The problem
Pick out each line of the records in which the word "lure" appears.

(Data records)
+-------+
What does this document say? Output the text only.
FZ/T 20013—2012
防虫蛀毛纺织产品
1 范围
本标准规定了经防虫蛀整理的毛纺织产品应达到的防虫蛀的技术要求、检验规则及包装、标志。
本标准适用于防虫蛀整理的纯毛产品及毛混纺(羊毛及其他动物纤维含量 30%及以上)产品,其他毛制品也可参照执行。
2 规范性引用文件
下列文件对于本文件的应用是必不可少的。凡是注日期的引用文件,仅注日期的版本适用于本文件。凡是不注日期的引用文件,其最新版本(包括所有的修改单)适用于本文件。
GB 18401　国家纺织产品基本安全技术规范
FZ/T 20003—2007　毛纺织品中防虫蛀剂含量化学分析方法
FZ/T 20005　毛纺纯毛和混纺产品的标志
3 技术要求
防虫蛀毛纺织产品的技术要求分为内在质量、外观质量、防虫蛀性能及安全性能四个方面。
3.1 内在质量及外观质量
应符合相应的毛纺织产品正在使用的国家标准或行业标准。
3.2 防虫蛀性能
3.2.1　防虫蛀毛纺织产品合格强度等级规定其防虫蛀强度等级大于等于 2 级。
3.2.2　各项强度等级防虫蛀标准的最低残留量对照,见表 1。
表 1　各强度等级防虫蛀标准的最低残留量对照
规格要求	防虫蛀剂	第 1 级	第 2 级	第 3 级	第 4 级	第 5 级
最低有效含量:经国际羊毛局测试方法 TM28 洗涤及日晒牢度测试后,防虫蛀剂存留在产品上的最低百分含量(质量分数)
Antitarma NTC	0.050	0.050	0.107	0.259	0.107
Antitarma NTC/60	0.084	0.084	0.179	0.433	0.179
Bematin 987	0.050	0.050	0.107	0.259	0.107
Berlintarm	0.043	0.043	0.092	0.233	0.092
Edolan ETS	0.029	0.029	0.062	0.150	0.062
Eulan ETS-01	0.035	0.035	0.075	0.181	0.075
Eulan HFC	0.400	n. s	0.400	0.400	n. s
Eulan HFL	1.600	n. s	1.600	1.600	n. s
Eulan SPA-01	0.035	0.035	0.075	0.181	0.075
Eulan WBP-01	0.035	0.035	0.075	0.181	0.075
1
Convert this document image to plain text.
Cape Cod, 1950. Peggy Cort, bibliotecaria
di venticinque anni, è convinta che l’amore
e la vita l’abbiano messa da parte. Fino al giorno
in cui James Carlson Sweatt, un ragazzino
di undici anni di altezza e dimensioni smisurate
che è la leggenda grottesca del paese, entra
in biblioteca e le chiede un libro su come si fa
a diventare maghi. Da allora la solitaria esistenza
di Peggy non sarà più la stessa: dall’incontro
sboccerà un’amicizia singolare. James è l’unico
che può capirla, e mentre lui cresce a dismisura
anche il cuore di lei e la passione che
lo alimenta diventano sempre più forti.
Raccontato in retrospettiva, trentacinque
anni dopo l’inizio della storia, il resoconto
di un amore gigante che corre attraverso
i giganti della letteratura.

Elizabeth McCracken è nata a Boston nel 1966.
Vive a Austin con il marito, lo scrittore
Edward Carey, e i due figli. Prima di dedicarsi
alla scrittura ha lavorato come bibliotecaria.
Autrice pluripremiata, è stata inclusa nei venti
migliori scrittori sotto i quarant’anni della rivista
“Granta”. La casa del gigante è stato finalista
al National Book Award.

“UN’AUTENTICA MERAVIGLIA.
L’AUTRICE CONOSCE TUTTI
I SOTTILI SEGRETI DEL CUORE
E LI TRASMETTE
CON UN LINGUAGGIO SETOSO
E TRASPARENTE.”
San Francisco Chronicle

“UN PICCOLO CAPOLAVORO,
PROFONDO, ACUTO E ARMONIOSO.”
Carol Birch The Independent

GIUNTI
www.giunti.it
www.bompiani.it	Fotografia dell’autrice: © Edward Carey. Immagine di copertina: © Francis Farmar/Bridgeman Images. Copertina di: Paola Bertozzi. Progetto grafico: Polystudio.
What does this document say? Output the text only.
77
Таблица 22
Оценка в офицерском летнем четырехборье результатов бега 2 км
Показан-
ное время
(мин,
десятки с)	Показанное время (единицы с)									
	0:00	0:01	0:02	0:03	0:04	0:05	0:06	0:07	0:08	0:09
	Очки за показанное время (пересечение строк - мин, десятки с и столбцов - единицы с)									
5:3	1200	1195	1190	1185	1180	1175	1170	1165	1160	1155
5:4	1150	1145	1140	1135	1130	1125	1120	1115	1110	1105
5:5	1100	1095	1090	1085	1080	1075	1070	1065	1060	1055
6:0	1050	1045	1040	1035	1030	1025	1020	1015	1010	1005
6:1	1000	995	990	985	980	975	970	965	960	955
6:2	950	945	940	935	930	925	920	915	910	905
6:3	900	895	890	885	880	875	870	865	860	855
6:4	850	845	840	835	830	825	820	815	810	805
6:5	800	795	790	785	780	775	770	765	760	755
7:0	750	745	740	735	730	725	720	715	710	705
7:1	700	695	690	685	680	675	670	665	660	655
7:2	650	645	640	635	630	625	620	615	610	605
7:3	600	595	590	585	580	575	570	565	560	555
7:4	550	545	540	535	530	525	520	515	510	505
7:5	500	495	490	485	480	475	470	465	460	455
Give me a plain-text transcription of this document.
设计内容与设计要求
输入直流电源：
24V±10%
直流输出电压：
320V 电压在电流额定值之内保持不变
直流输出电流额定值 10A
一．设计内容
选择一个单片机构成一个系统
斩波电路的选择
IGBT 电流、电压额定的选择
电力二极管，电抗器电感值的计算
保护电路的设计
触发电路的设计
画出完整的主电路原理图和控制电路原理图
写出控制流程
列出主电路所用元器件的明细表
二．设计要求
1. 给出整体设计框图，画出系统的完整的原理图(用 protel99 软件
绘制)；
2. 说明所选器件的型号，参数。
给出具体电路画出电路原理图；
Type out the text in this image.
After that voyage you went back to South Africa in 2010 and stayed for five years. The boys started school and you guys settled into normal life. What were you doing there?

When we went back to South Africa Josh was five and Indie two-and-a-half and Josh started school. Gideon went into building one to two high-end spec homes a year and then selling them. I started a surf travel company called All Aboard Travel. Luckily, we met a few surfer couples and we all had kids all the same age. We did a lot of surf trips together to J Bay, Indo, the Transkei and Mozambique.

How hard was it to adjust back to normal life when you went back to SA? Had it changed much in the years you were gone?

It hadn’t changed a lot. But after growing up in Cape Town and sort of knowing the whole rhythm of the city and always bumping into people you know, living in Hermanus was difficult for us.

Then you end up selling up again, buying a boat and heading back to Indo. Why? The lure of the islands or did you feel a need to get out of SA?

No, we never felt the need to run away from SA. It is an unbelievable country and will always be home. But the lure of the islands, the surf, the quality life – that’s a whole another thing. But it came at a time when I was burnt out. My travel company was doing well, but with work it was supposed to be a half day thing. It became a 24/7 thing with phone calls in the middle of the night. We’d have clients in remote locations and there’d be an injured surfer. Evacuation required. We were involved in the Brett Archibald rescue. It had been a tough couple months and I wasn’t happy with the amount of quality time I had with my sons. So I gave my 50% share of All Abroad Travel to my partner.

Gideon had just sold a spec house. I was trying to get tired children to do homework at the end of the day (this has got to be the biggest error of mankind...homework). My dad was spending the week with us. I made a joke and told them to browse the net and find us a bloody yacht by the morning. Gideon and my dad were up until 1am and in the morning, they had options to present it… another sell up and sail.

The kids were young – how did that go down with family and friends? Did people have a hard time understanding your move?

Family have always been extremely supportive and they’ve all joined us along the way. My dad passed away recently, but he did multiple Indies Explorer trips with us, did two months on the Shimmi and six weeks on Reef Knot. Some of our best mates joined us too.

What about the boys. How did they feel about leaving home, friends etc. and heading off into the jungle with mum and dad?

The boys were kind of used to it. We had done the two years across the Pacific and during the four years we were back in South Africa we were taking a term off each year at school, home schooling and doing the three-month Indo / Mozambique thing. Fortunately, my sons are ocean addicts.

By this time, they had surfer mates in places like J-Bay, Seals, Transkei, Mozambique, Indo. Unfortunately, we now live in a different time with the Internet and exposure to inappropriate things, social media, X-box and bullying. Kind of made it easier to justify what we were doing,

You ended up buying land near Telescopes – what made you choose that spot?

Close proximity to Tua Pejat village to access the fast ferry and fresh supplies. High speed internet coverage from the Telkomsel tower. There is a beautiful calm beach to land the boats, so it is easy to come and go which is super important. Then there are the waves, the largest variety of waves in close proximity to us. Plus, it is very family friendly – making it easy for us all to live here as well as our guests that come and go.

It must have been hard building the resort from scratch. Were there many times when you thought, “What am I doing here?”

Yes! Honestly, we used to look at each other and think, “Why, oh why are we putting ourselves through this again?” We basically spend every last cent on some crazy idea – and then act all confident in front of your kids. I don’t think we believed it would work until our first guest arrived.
+-------+
Solved problem
Then you end up selling up again, buying a boat and heading back to Indo. Why? The lure of the islands or did you feel a need to get out of SA?
No, we never felt the need to run away from SA. It is an unbelievable country and will always be home. But the lure of the islands, the surf, the quality life – that’s a whole another thing. But it came at a time when I was burnt out. My travel company was doing well, but with work it was supposed to be a half day thing. It became a 24/7 thing with phone calls in the middle of the night. We’d have clients in remote locations and there’d be an injured surfer. Evacuation required. We were involved in the Brett Archibald rescue. It had been a tough couple months and I wasn’t happy with the amount of quality time I had with my sons. So I gave my 50% share of All Abroad Travel to my partner.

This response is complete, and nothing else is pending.